(Material for the task Opens)

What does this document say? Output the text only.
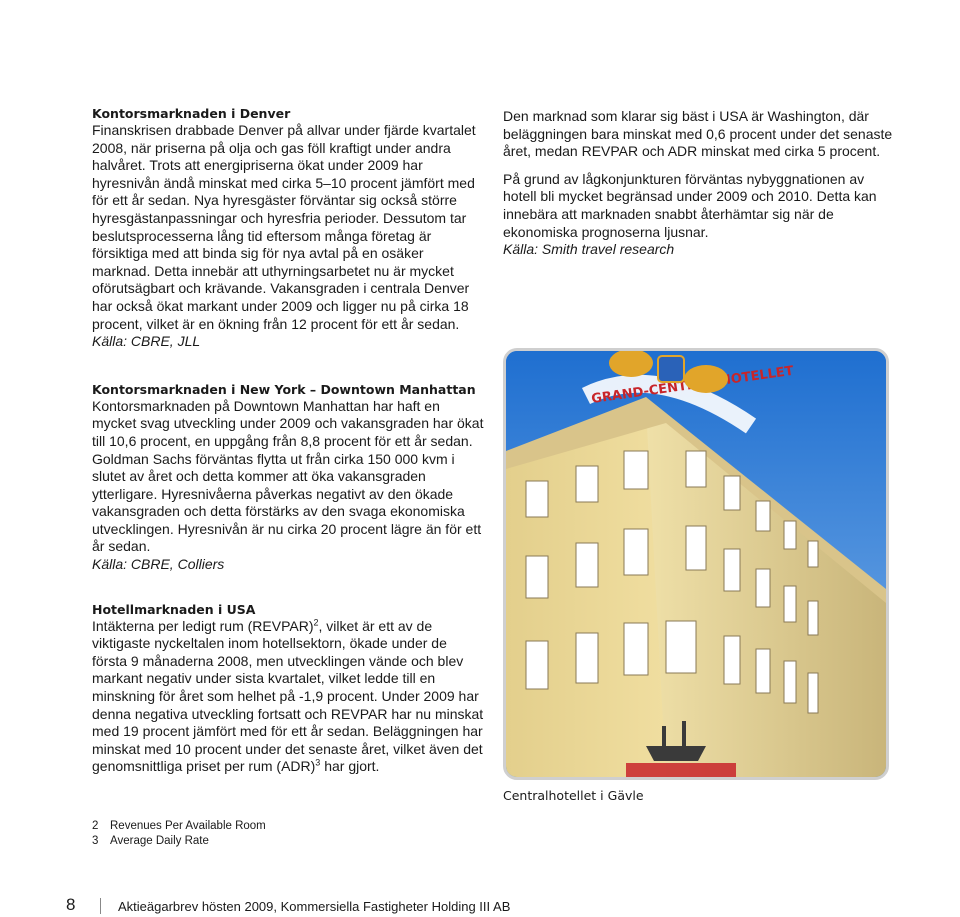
Kontorsmarknaden i Denver
Finanskrisen drabbade Denver på allvar under fjärde kvartalet 2008, när priserna på olja och gas föll kraftigt under andra halvåret. Trots att energipriserna ökat under 2009 har hyresnivån ändå minskat med cirka 5–10 procent jämfört med för ett år sedan. Nya hyresgäster förväntar sig också större hyresgästanpassningar och hyresfria perioder. Dessutom tar beslutsprocesserna lång tid eftersom många företag är försiktiga med att binda sig för nya avtal på en osäker marknad. Detta innebär att uthyrningsarbetet nu är mycket oförutsägbart och krävande. Vakansgraden i centrala Denver har också ökat markant under 2009 och ligger nu på cirka 18 procent, vilket är en ökning från 12 procent för ett år sedan.
Källa: CBRE, JLL
Kontorsmarknaden i New York – Downtown Manhattan
Kontorsmarknaden på Downtown Manhattan har haft en mycket svag utveckling under 2009 och vakansgraden har ökat till 10,6 procent, en uppgång från 8,8 procent för ett år sedan. Goldman Sachs förväntas flytta ut från cirka 150 000 kvm i slutet av året och detta kommer att öka vakansgraden ytterligare. Hyresnivåerna påverkas negativt av den ökade vakansgraden och detta förstärks av den svaga ekonomiska utvecklingen. Hyresnivån är nu cirka 20 procent lägre än för ett år sedan.
Källa: CBRE, Colliers
Hotellmarknaden i USA
Intäkterna per ledigt rum (REVPAR)$^2$, vilket är ett av de viktigaste nyckeltalen inom hotellsektorn, ökade under de första 9 månaderna 2008, men utvecklingen vände och blev markant negativ under sista kvartalet, vilket ledde till en minskning för året som helhet på -1,9 procent. Under 2009 har denna negativa utveckling fortsatt och REVPAR har nu minskat med 19 procent jämfört med för ett år sedan. Beläggningen har minskat med 10 procent under det senaste året, vilket även det genomsnittliga priset per rum (ADR)$^3$ har gjort.
Den marknad som klarar sig bäst i USA är Washington, där beläggningen bara minskat med 0,6 procent under det senaste året, medan REVPAR och ADR minskat med cirka 5 procent.
På grund av lågkonjunkturen förväntas nybyggnationen av hotell bli mycket begränsad under 2009 och 2010. Detta kan innebära att marknaden snabbt återhämtar sig när de ekonomiska prognoserna ljusnar.
Källa: Smith travel research
Centralhotellet i Gävle
2 Revenues Per Available Room
3 Average Daily Rate
8	Aktieägarbrev hösten 2009, Kommersiella Fastigheter Holding III AB
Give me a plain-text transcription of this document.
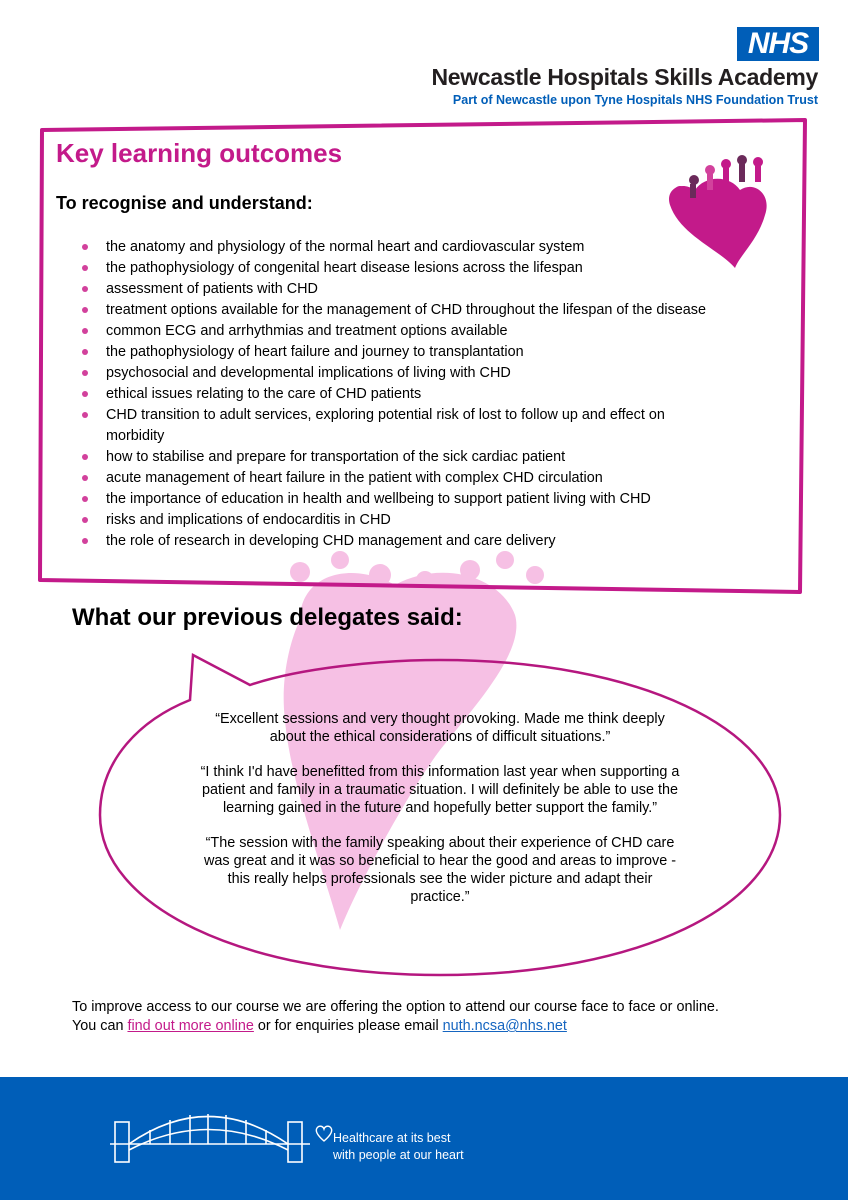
NHS
Newcastle Hospitals Skills Academy
Part of Newcastle upon Tyne Hospitals NHS Foundation Trust
Key learning outcomes
To recognise and understand:
the anatomy and physiology of the normal heart and cardiovascular system
the pathophysiology of congenital heart disease lesions across the lifespan
assessment of patients with CHD
treatment options available for the management of CHD throughout the lifespan of the disease
common ECG and arrhythmias and treatment options available
the pathophysiology of heart failure and journey to transplantation
psychosocial and developmental implications of living with CHD
ethical issues relating to the care of CHD patients
CHD transition to adult services, exploring potential risk of lost to follow up and effect on morbidity
how to stabilise and prepare for transportation of the sick cardiac patient
acute management of heart failure in the patient with complex CHD circulation
the importance of education in health and wellbeing to support patient living with CHD
risks and implications of endocarditis in CHD
the role of research in developing CHD management and care delivery
What our previous delegates said:

“Excellent sessions and very thought provoking. Made me think deeply about the ethical considerations of difficult situations.”

“I think I'd have benefitted from this information last year when supporting a patient and family in a traumatic situation. I will definitely be able to use the learning gained in the future and hopefully better support the family.”

“The session with the family speaking about their experience of CHD care was great and it was so beneficial to hear the good and areas to improve - this really helps professionals see the wider picture and adapt their practice.”

To improve access to our course we are offering the option to attend our course face to face or online.

You can find out more online or for enquiries please email nuth.ncsa@nhs.net

Healthcare at its best
with people at our heart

(Material for the task Closes)

- [Assignment]: Apart from the pictures, repeat the data above exactly.

- [Expected answer]:
What does this document say? Output the text only.
Kontorsmarknaden i Denver
Finanskrisen drabbade Denver på allvar under fjärde kvartalet 2008, när priserna på olja och gas föll kraftigt under andra halvåret. Trots att energipriserna ökat under 2009 har hyresnivån ändå minskat med cirka 5–10 procent jämfört med för ett år sedan. Nya hyresgäster förväntar sig också större hyresgästanpassningar och hyresfria perioder. Dessutom tar beslutsprocesserna lång tid eftersom många företag är försiktiga med att binda sig för nya avtal på en osäker marknad. Detta innebär att uthyrningsarbetet nu är mycket oförutsägbart och krävande. Vakansgraden i centrala Denver har också ökat markant under 2009 och ligger nu på cirka 18 procent, vilket är en ökning från 12 procent för ett år sedan.
Källa: CBRE, JLL
Kontorsmarknaden i New York – Downtown Manhattan
Kontorsmarknaden på Downtown Manhattan har haft en mycket svag utveckling under 2009 och vakansgraden har ökat till 10,6 procent, en uppgång från 8,8 procent för ett år sedan. Goldman Sachs förväntas flytta ut från cirka 150 000 kvm i slutet av året och detta kommer att öka vakansgraden ytterligare. Hyresnivåerna påverkas negativt av den ökade vakansgraden och detta förstärks av den svaga ekonomiska utvecklingen. Hyresnivån är nu cirka 20 procent lägre än för ett år sedan.
Källa: CBRE, Colliers
Hotellmarknaden i USA
Intäkterna per ledigt rum (REVPAR)$^2$, vilket är ett av de viktigaste nyckeltalen inom hotellsektorn, ökade under de första 9 månaderna 2008, men utvecklingen vände och blev markant negativ under sista kvartalet, vilket ledde till en minskning för året som helhet på -1,9 procent. Under 2009 har denna negativa utveckling fortsatt och REVPAR har nu minskat med 19 procent jämfört med för ett år sedan. Beläggningen har minskat med 10 procent under det senaste året, vilket även det genomsnittliga priset per rum (ADR)$^3$ har gjort.
Den marknad som klarar sig bäst i USA är Washington, där beläggningen bara minskat med 0,6 procent under det senaste året, medan REVPAR och ADR minskat med cirka 5 procent.
På grund av lågkonjunkturen förväntas nybyggnationen av hotell bli mycket begränsad under 2009 och 2010. Detta kan innebära att marknaden snabbt återhämtar sig när de ekonomiska prognoserna ljusnar.
Källa: Smith travel research
Centralhotellet i Gävle
2 Revenues Per Available Room
3 Average Daily Rate
8	Aktieägarbrev hösten 2009, Kommersiella Fastigheter Holding III AB
Give me a plain-text transcription of this document.
NHS
Newcastle Hospitals Skills Academy
Part of Newcastle upon Tyne Hospitals NHS Foundation Trust
Key learning outcomes
To recognise and understand:
the anatomy and physiology of the normal heart and cardiovascular system
the pathophysiology of congenital heart disease lesions across the lifespan
assessment of patients with CHD
treatment options available for the management of CHD throughout the lifespan of the disease
common ECG and arrhythmias and treatment options available
the pathophysiology of heart failure and journey to transplantation
psychosocial and developmental implications of living with CHD
ethical issues relating to the care of CHD patients
CHD transition to adult services, exploring potential risk of lost to follow up and effect on morbidity
how to stabilise and prepare for transportation of the sick cardiac patient
acute management of heart failure in the patient with complex CHD circulation
the importance of education in health and wellbeing to support patient living with CHD
risks and implications of endocarditis in CHD
the role of research in developing CHD management and care delivery
What our previous delegates said:

“Excellent sessions and very thought provoking. Made me think deeply about the ethical considerations of difficult situations.”

“I think I'd have benefitted from this information last year when supporting a patient and family in a traumatic situation. I will definitely be able to use the learning gained in the future and hopefully better support the family.”

“The session with the family speaking about their experience of CHD care was great and it was so beneficial to hear the good and areas to improve - this really helps professionals see the wider picture and adapt their practice.”

To improve access to our course we are offering the option to attend our course face to face or online.

You can find out more online or for enquiries please email nuth.ncsa@nhs.net

Healthcare at its best
with people at our heart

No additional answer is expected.